• [Task goal] Find the lines with "para" in them and copy them out.

★ ★ ★ ★

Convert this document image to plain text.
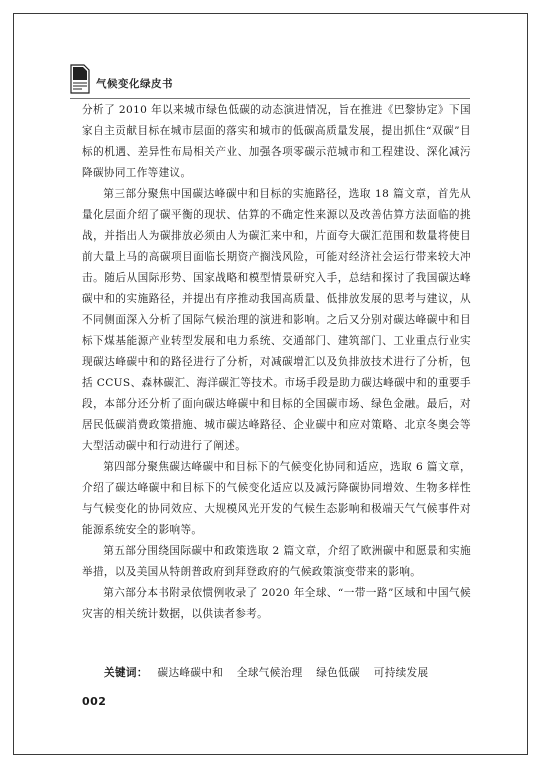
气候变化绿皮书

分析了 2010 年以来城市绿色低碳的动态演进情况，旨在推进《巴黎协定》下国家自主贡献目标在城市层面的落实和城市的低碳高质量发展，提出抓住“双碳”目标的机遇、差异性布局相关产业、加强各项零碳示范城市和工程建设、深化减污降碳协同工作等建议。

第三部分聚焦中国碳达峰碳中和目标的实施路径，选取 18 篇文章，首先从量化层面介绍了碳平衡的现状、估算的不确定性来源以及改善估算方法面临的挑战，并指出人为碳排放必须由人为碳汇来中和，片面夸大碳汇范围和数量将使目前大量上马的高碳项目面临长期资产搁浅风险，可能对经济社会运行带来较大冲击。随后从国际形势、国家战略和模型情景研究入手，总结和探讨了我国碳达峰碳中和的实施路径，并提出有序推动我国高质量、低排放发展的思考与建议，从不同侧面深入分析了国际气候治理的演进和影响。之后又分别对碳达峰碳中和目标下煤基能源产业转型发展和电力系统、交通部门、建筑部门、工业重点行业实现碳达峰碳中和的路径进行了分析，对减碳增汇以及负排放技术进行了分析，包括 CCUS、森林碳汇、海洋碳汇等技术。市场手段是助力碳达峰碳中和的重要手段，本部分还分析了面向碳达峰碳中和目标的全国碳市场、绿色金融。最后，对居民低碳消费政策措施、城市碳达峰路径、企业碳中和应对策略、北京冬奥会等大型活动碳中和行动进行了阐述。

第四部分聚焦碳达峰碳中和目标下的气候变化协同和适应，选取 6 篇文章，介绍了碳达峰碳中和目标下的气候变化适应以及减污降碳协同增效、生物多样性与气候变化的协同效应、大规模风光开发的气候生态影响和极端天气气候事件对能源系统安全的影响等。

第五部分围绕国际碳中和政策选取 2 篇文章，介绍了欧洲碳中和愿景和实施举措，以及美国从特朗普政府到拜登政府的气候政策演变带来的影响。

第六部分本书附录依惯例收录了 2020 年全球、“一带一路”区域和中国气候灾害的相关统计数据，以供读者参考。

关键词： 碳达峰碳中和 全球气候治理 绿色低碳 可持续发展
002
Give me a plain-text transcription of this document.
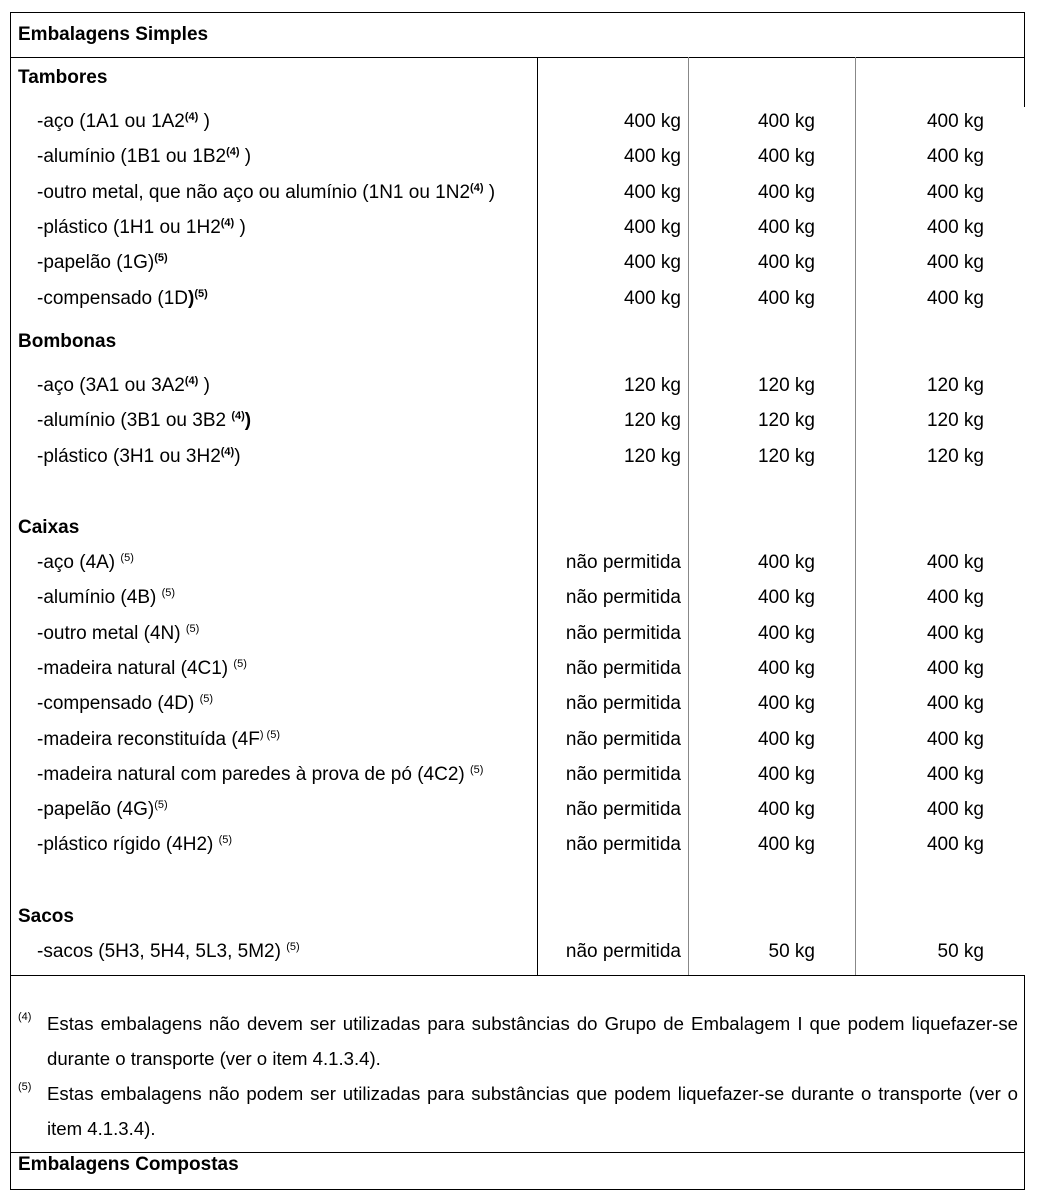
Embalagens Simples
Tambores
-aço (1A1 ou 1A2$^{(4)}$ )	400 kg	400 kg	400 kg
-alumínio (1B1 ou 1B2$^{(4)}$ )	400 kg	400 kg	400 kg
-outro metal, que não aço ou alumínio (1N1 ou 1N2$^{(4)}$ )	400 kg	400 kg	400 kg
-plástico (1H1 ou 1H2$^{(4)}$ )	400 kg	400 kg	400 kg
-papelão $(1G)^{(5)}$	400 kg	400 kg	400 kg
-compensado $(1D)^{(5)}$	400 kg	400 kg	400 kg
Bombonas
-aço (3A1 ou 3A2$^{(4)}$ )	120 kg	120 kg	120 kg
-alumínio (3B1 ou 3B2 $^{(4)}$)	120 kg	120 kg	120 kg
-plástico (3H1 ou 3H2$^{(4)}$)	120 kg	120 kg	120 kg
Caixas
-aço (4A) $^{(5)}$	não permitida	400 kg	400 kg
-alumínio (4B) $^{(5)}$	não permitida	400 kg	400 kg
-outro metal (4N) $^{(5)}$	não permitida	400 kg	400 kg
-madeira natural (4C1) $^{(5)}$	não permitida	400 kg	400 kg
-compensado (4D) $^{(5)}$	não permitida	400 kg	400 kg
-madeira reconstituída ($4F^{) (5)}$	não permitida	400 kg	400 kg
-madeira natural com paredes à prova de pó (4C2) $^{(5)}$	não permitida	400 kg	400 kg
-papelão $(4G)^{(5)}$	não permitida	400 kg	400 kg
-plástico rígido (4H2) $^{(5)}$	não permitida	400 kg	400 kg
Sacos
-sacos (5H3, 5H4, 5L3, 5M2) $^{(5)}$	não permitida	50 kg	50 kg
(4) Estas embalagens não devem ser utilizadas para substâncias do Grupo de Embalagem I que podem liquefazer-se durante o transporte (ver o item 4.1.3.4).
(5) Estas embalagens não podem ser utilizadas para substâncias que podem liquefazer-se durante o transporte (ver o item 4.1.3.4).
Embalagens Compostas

★ ★ ★ ★

• [Solution]
(4) Estas embalagens não devem ser utilizadas para substâncias do Grupo de Embalagem I que podem liquefazer-se durante o transporte (ver o item 4.1.3.4).
(5) Estas embalagens não podem ser utilizadas para substâncias que podem liquefazer-se durante o transporte (ver o item 4.1.3.4).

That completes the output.